__Aim of the task__
Set down each record exactly as written.

# # # # # # #

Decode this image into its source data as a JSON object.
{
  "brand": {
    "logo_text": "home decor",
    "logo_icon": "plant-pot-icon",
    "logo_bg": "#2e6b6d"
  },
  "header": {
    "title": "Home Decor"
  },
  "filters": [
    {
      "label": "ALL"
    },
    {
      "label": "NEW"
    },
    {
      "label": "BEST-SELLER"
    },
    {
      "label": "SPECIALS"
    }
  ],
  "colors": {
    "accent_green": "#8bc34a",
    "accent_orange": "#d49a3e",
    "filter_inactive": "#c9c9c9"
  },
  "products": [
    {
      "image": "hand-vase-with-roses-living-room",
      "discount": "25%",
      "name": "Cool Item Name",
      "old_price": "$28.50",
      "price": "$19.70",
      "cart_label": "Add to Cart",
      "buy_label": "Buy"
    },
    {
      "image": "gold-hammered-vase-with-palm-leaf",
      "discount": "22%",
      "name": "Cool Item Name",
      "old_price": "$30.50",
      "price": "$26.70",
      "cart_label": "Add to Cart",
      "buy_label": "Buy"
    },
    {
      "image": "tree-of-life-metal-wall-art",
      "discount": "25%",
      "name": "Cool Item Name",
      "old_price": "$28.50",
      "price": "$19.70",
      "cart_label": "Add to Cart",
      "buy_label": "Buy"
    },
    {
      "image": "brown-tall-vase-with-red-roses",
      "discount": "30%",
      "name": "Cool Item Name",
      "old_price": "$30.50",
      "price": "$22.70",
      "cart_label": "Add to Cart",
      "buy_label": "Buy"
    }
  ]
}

# # # # # # #

__Output of the task__
Decode this image into its source data as a JSON object.
{
  "brand": {
    "logo_text": "home decor",
    "logo_icon": "plant-pot-icon",
    "logo_bg": "#2e6b6d"
  },
  "header": {
    "title": "Home Decor"
  },
  "filters": [
    {
      "label": "ALL"
    },
    {
      "label": "NEW"
    },
    {
      "label": "BEST-SELLER"
    },
    {
      "label": "SPECIALS"
    }
  ],
  "colors": {
    "accent_green": "#8bc34a",
    "accent_orange": "#d49a3e",
    "filter_inactive": "#c9c9c9"
  },
  "products": [
    {
      "image": "hand-vase-with-roses-living-room",
      "discount": "25%",
      "name": "Cool Item Name",
      "old_price": "$28.50",
      "price": "$19.70",
      "cart_label": "Add to Cart",
      "buy_label": "Buy"
    },
    {
      "image": "gold-hammered-vase-with-palm-leaf",
      "discount": "22%",
      "name": "Cool Item Name",
      "old_price": "$30.50",
      "price": "$26.70",
      "cart_label": "Add to Cart",
      "buy_label": "Buy"
    },
    {
      "image": "tree-of-life-metal-wall-art",
      "discount": "25%",
      "name": "Cool Item Name",
      "old_price": "$28.50",
      "price": "$19.70",
      "cart_label": "Add to Cart",
      "buy_label": "Buy"
    },
    {
      "image": "brown-tall-vase-with-red-roses",
      "discount": "30%",
      "name": "Cool Item Name",
      "old_price": "$30.50",
      "price": "$22.70",
      "cart_label": "Add to Cart",
      "buy_label": "Buy"
    }
  ]
}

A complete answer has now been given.